Extract each line bearing the word "lives".

Data in this exercise
• • • •
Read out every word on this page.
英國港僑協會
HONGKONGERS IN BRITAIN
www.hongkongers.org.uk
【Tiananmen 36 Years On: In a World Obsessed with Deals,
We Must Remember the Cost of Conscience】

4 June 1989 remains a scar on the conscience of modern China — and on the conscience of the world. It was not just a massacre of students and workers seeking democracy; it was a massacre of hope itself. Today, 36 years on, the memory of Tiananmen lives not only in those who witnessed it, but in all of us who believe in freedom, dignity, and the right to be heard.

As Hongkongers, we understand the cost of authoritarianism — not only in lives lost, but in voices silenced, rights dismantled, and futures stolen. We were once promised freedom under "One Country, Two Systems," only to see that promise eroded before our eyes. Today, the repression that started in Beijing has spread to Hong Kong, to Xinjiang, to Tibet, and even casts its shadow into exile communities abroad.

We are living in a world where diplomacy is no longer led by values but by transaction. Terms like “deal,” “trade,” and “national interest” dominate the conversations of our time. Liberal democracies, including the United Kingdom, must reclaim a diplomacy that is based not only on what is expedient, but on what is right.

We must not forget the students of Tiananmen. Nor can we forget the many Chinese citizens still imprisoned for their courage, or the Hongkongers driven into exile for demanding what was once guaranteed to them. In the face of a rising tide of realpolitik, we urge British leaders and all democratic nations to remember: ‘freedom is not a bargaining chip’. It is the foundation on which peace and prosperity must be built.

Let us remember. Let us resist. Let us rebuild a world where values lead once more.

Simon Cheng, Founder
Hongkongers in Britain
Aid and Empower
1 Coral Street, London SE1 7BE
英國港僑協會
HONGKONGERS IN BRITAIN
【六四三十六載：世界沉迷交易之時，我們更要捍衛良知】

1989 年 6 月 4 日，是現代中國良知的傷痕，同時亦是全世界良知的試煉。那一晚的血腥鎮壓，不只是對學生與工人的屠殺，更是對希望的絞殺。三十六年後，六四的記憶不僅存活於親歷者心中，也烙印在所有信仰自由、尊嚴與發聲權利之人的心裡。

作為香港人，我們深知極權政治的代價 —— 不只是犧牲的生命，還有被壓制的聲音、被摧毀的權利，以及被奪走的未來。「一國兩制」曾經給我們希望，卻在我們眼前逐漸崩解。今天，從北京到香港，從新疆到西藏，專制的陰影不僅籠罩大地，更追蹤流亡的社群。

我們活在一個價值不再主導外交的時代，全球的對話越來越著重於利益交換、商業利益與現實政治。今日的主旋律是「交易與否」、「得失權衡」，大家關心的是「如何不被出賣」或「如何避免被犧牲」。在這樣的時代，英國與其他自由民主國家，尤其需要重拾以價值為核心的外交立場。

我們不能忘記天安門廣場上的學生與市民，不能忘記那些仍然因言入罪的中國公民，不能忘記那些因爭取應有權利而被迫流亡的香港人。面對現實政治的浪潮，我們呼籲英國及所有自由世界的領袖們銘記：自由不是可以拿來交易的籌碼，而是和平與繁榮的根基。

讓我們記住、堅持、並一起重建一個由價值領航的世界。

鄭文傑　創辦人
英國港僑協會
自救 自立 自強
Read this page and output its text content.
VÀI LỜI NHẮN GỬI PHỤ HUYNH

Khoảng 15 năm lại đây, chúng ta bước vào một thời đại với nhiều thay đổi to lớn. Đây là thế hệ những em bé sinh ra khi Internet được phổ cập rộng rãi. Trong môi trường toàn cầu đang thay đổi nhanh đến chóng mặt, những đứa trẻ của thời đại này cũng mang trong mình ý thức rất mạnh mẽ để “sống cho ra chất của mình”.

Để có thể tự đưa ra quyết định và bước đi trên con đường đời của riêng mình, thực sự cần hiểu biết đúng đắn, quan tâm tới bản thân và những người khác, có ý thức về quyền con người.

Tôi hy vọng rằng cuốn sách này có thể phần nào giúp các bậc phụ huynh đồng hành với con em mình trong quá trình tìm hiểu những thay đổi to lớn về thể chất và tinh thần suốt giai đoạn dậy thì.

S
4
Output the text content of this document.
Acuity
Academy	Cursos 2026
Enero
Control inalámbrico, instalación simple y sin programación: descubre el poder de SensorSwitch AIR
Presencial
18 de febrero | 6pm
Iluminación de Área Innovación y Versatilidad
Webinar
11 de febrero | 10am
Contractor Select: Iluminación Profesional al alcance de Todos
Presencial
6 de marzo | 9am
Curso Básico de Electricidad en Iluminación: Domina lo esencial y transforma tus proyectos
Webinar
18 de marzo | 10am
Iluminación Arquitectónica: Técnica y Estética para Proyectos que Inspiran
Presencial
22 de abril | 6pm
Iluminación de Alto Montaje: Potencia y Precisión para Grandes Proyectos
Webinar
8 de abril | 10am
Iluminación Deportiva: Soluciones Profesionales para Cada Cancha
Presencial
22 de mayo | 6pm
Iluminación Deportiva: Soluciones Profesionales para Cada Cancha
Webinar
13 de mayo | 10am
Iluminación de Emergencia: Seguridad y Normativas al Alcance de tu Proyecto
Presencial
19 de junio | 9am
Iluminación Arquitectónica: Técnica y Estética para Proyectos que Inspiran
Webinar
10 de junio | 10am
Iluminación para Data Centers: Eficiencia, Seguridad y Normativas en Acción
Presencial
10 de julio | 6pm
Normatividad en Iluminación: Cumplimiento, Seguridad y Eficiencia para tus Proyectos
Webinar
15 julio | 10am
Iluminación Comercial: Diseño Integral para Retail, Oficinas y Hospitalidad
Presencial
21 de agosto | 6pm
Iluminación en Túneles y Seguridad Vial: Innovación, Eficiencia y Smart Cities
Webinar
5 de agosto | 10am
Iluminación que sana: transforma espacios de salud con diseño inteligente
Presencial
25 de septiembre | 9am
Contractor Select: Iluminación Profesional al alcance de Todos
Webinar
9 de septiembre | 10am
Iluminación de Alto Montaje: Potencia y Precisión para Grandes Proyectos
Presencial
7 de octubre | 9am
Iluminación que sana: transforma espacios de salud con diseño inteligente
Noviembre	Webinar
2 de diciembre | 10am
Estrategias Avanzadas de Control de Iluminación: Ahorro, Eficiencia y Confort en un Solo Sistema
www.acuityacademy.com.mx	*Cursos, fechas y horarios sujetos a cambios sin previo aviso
• • • •
The result
4 June 1989 remains a scar on the conscience of modern China — and on the conscience of the world. It was not just a massacre of students and workers seeking democracy; it was a massacre of hope itself. Today, 36 years on, the memory of Tiananmen lives not only in those who witnessed it, but in all of us who believe in freedom, dignity, and the right to be heard.
As Hongkongers, we understand the cost of authoritarianism — not only in lives lost, but in voices silenced, rights dismantled, and futures stolen. We were once promised freedom under "One Country, Two Systems," only to see that promise eroded before our eyes. Today, the repression that started in Beijing has spread to Hong Kong, to Xinjiang, to Tibet, and even casts its shadow into exile communities abroad.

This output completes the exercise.